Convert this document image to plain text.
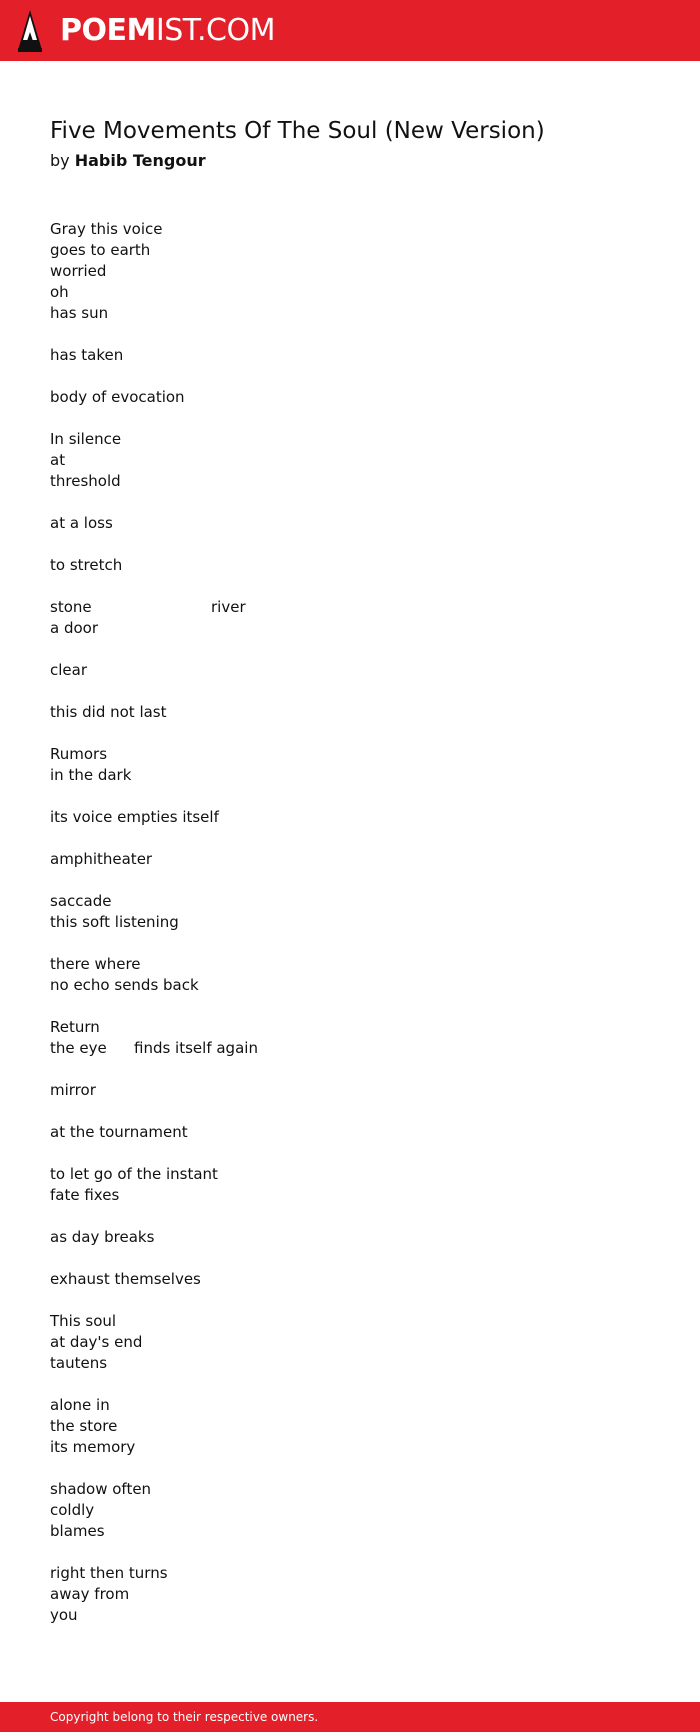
POEMIST.COM
Five Movements Of The Soul (New Version)
by Habib Tengour
Gray this voice
goes to earth
worried
oh
has sun
has taken
body of evocation
In silence
at
threshold
at a loss
to stretch
stone	river
a door
clear
this did not last
Rumors
in the dark
its voice empties itself
amphitheater
saccade
this soft listening
there where
no echo sends back
Return
the eye finds itself again
mirror
at the tournament
to let go of the instant
fate fixes
as day breaks
exhaust themselves
This soul
at day's end
tautens
alone in
the store
its memory
shadow often
coldly
blames
right then turns
away from
you
Copyright belong to their respective owners.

Aim of the task:
Reproduce the records above exactly, leaving out every picture they contain.

Exercise output:
Convert this document image to plain text.
POEMIST.COM
Five Movements Of The Soul (New Version)
by Habib Tengour
Gray this voice
goes to earth
worried
oh
has sun
has taken
body of evocation
In silence
at
threshold
at a loss
to stretch
stone	river
a door
clear
this did not last
Rumors
in the dark
its voice empties itself
amphitheater
saccade
this soft listening
there where
no echo sends back
Return
the eye finds itself again
mirror
at the tournament
to let go of the instant
fate fixes
as day breaks
exhaust themselves
This soul
at day's end
tautens
alone in
the store
its memory
shadow often
coldly
blames
right then turns
away from
you
Copyright belong to their respective owners.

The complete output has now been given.